> **TASK DIRECTIONS**:
Return the material word for word. Do not include the pictures.

> **PROVIDED INFORMATION**:

* start *

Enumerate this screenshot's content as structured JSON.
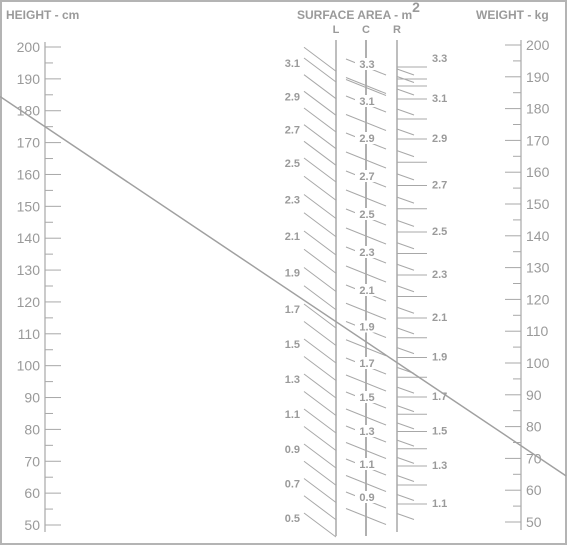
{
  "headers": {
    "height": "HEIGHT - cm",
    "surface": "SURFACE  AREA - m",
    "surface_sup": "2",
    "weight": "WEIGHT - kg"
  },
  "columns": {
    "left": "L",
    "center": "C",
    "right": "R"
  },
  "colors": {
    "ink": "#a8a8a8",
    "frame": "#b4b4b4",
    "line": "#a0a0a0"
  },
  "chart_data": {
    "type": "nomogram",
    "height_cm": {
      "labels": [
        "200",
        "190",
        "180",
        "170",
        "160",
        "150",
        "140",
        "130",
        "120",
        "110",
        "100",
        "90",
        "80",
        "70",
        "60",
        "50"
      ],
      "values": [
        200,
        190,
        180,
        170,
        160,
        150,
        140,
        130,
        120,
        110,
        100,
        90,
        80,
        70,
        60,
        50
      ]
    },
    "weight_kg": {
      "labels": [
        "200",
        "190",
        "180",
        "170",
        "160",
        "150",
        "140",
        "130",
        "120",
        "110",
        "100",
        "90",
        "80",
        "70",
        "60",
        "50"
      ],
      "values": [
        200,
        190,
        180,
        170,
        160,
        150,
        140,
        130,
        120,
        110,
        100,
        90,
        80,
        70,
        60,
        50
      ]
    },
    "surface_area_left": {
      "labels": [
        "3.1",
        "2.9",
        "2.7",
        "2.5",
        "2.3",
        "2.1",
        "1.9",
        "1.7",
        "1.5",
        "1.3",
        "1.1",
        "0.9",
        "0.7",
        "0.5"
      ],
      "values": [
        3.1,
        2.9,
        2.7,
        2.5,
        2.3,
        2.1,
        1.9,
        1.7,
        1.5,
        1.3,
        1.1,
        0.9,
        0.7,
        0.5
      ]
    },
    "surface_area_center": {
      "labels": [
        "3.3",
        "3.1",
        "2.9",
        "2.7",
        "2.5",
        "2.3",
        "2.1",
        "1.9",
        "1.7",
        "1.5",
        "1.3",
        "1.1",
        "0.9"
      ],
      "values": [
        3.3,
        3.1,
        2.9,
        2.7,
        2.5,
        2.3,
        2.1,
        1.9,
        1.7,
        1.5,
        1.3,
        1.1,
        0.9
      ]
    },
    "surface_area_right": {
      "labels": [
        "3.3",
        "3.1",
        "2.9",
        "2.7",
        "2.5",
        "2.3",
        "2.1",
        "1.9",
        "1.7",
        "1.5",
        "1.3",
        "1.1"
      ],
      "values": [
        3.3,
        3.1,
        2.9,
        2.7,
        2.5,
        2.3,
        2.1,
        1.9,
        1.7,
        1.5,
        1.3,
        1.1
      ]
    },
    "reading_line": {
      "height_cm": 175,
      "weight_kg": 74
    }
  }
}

* end *

> **CORRECT RESPONSE**:
Enumerate this screenshot's content as structured JSON.
{
  "headers": {
    "height": "HEIGHT - cm",
    "surface": "SURFACE  AREA - m",
    "surface_sup": "2",
    "weight": "WEIGHT - kg"
  },
  "columns": {
    "left": "L",
    "center": "C",
    "right": "R"
  },
  "colors": {
    "ink": "#a8a8a8",
    "frame": "#b4b4b4",
    "line": "#a0a0a0"
  },
  "chart_data": {
    "type": "nomogram",
    "height_cm": {
      "labels": [
        "200",
        "190",
        "180",
        "170",
        "160",
        "150",
        "140",
        "130",
        "120",
        "110",
        "100",
        "90",
        "80",
        "70",
        "60",
        "50"
      ],
      "values": [
        200,
        190,
        180,
        170,
        160,
        150,
        140,
        130,
        120,
        110,
        100,
        90,
        80,
        70,
        60,
        50
      ]
    },
    "weight_kg": {
      "labels": [
        "200",
        "190",
        "180",
        "170",
        "160",
        "150",
        "140",
        "130",
        "120",
        "110",
        "100",
        "90",
        "80",
        "70",
        "60",
        "50"
      ],
      "values": [
        200,
        190,
        180,
        170,
        160,
        150,
        140,
        130,
        120,
        110,
        100,
        90,
        80,
        70,
        60,
        50
      ]
    },
    "surface_area_left": {
      "labels": [
        "3.1",
        "2.9",
        "2.7",
        "2.5",
        "2.3",
        "2.1",
        "1.9",
        "1.7",
        "1.5",
        "1.3",
        "1.1",
        "0.9",
        "0.7",
        "0.5"
      ],
      "values": [
        3.1,
        2.9,
        2.7,
        2.5,
        2.3,
        2.1,
        1.9,
        1.7,
        1.5,
        1.3,
        1.1,
        0.9,
        0.7,
        0.5
      ]
    },
    "surface_area_center": {
      "labels": [
        "3.3",
        "3.1",
        "2.9",
        "2.7",
        "2.5",
        "2.3",
        "2.1",
        "1.9",
        "1.7",
        "1.5",
        "1.3",
        "1.1",
        "0.9"
      ],
      "values": [
        3.3,
        3.1,
        2.9,
        2.7,
        2.5,
        2.3,
        2.1,
        1.9,
        1.7,
        1.5,
        1.3,
        1.1,
        0.9
      ]
    },
    "surface_area_right": {
      "labels": [
        "3.3",
        "3.1",
        "2.9",
        "2.7",
        "2.5",
        "2.3",
        "2.1",
        "1.9",
        "1.7",
        "1.5",
        "1.3",
        "1.1"
      ],
      "values": [
        3.3,
        3.1,
        2.9,
        2.7,
        2.5,
        2.3,
        2.1,
        1.9,
        1.7,
        1.5,
        1.3,
        1.1
      ]
    },
    "reading_line": {
      "height_cm": 175,
      "weight_kg": 74
    }
  }
}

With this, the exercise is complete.